> _Exercise brief_
In the Cheltenham Festival commentary that follows, reproduce the passage starting with "Cheltenham Festival Halftime" and going on through "than over-complicating matters.".

> _Extracted text_

Elliott and Mullins then have the joint-favourites for the ultra-competitive County Hurdle, though it’s a Mullins 14/1 shot, Whiskey Sour, that takes my fancy.

Nicky Henderson appears to hold all the aces in the Albert Bartlett, with Santini and Chef Des Obeaux expected to go close.

Mullins arrives mob-handed as he goes in search of his first Gold Cup success. Djakadam has another crack, though it’s Killultagh Vic that looks to have the best chance for the Closutton team. Hugely talented, yet frighteningly inexperienced, this nine-year-old won at the Festival back in 2015 and has only run five times since. He fell at the last when looking the likely winner of the Irish Gold Cup last time. It looks a tall order for both horse and trainer, though the same could have been said for Penhill as he attempted to win the Stayers’ Hurdle on seasonal debut.

Mr Mullins appears capable of almost anything during these four-day gatherings at Prestbury Park.

Cheltenham Festival Halftime ‘Pep Talk’ required

We’ve reached the halfway point in this year’s Cheltenham Festival, and from a personal point of view, I’m in need of a much-improved second half performance.

I’ve taken on far too many favourites for my own good, and whilst many punters will be dancing with joy, I’m left wishing I’d played the obvious, rather than over-complicating matters.

> _Supplied material_

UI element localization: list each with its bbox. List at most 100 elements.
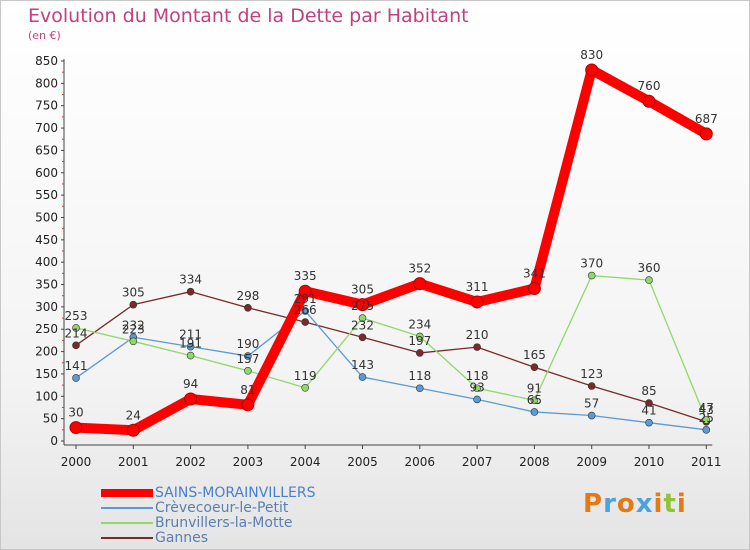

> _Response to the task_
Cheltenham Festival Halftime ‘Pep Talk’ required

We’ve reached the halfway point in this year’s Cheltenham Festival, and from a personal point of view, I’m in need of a much-improved second half performance.

I’ve taken on far too many favourites for my own good, and whilst many punters will be dancing with joy, I’m left wishing I’d played the obvious, rather than over-complicating matters.